** Perintah Tertulis 1 **
Tulis ulang kata demi kata baris-baris dalam daftar di bawah, mulai dari baris pertama daftar sampai baris yang memuat "region-card-midwest: MIDWEST $3.63", termasuk kedua baris itu.

── Petikan Terpilih

Minggu, 24 Oktober 2021

Perbedaan Hikayat dan Cerpen (S.W. Rochmah_SMANTID)

 

Hikayat dan cerpen merupakan jenis prosa serta karya nonfiksi. Hikayat merupakan karya sastra lama, dan cerpen merupakan karya sastra baru.

1. Hikayat

Hikayat menceritakan keajaiban tokoh atau peristiwa yang bersifat fiktif. Hikayat menggunakan bahasa Melayu sebagai bahasa utamanya.

Ciri hikayat:

  1. Tidak diketahui nama pengarang atau anonim.
  2. Ceritanya cenderung berlatar tempat kehidupan istana atau istana sentris.
  3. Mengandung nilai-nilai tradisional.
  4. Tokoh yang di dalamnya bisa satu orang atau lebih.
  5. Menggunakan pengulangan kata atau bahasa.
  6. Bersifat fiktif atau khayalan yang berlebihan.
  7. Umumnya berkisah tentang kebaikan melawan kejahatan.
  8. Menggunakan bahasa Melayu.
  9. Jumlah kata tidak dibatasi.
  10. Merupakan karya sastra lama.

 

2. Cerpen

Cerpen atau cerita pendek merupakan suatu prosa yang menceritakan suatu tokoh pada masa sekarang.

Ciri cerpen adalah:

  1. Adanya nama pengarang.
  2. Jumlah kata  sekitar 5.000-10.000.
  3. Latar tempatnya berkisar pada lingkungan di sekitar atau masyarakat.
  4. Mengandung nilai kehidupan.
  5. Kisah yang diceritakan lebih variatif.
  6. Menggunakan bahasa Indonesia.
  7. Merupakan karya sastra baru.

Perbedaan tersebut antara lain:

1. Waktu perkembangan dan Bahasa yang Digunakannya

Hikayat merupakan sastra lama yang lahir dan berkembang di era Melayu kuno, sehingga tidak heran jika bahasa yang digunakannya merupakan bahasa Melayu kuno. Untuk bisa membaca isi karya sastra ini, kita harus menerjemahkan terlebih dahulu bahasa Melayu tersebut.

Cerpen merupakan karya sastra yang lahir dan berkembang di era modern, sehingga bahasa yang digunakannya pun juga merupakan bahasa Indonesia yang merupakan bahasa utama bangsa Indonesia di era modern.

2. Nama Pengarang

Dalam hikayat, nama si pengarang tidak diketahui atau ananim, sehingga hikayat sering dianggap sebagai karya bersama atau karya milik warga sekitar. Sementara itu, nama pengarang cerpen bisa kita ketahui dengan mudah karena nama pengarang sering tercantum di bawah judul cerpen.

────
── Data yang Diberikan

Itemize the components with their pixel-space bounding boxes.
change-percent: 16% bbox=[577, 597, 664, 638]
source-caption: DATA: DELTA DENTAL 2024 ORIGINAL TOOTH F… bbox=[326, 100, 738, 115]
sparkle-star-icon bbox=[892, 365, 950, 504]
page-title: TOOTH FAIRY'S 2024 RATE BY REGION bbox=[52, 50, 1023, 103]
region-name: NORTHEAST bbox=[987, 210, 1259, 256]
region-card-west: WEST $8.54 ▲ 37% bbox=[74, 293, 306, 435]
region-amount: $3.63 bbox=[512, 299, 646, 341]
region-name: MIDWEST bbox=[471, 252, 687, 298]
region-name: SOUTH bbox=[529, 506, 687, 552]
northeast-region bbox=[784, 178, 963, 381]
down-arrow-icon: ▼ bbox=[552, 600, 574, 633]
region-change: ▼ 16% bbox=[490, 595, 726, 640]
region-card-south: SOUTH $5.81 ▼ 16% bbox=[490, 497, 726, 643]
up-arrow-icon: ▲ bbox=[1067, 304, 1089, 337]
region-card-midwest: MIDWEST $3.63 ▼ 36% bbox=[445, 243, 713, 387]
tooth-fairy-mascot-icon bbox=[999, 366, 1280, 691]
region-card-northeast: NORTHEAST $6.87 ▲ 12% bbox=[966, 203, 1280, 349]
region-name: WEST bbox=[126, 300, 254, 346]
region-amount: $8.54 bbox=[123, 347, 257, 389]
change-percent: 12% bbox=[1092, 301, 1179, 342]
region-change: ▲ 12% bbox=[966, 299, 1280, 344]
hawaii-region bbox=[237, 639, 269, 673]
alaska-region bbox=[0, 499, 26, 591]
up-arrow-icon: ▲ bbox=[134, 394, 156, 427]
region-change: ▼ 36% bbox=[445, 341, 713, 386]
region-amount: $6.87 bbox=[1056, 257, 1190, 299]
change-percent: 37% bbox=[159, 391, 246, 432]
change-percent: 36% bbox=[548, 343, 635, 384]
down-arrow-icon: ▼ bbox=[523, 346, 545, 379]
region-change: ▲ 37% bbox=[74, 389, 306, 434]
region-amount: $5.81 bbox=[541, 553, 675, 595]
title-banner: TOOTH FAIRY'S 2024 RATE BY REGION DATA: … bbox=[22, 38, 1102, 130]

────

** Perintah Tertulis 2 **
Jawab pertanyaan berikut berdasarkan teks tentang hikayat dan cerpen.
(a) Berapa jumlah kata dalam cerpen?
(b) Di era apa hikayat lahir dan berkembang?
(c) Di mana nama pengarang cerpen sering tercantum?

** Jawaban 1 **
Itemize the components with their pixel-space bounding boxes.
change-percent: 16% bbox=[577, 597, 664, 638]
source-caption: DATA: DELTA DENTAL 2024 ORIGINAL TOOTH F… bbox=[326, 100, 738, 115]
sparkle-star-icon bbox=[892, 365, 950, 504]
page-title: TOOTH FAIRY'S 2024 RATE BY REGION bbox=[52, 50, 1023, 103]
region-name: NORTHEAST bbox=[987, 210, 1259, 256]
region-card-west: WEST $8.54 ▲ 37% bbox=[74, 293, 306, 435]
region-amount: $3.63 bbox=[512, 299, 646, 341]
region-name: MIDWEST bbox=[471, 252, 687, 298]
region-name: SOUTH bbox=[529, 506, 687, 552]
northeast-region bbox=[784, 178, 963, 381]
down-arrow-icon: ▼ bbox=[552, 600, 574, 633]
region-change: ▼ 16% bbox=[490, 595, 726, 640]
region-card-south: SOUTH $5.81 ▼ 16% bbox=[490, 497, 726, 643]
up-arrow-icon: ▲ bbox=[1067, 304, 1089, 337]
region-card-midwest: MIDWEST $3.63 ▼ 36% bbox=[445, 243, 713, 387]

** Jawaban 2 **
(a) Sekitar 5.000-10.000 kata.
(b) Di era Melayu kuno.
(c) Di bawah judul cerpen.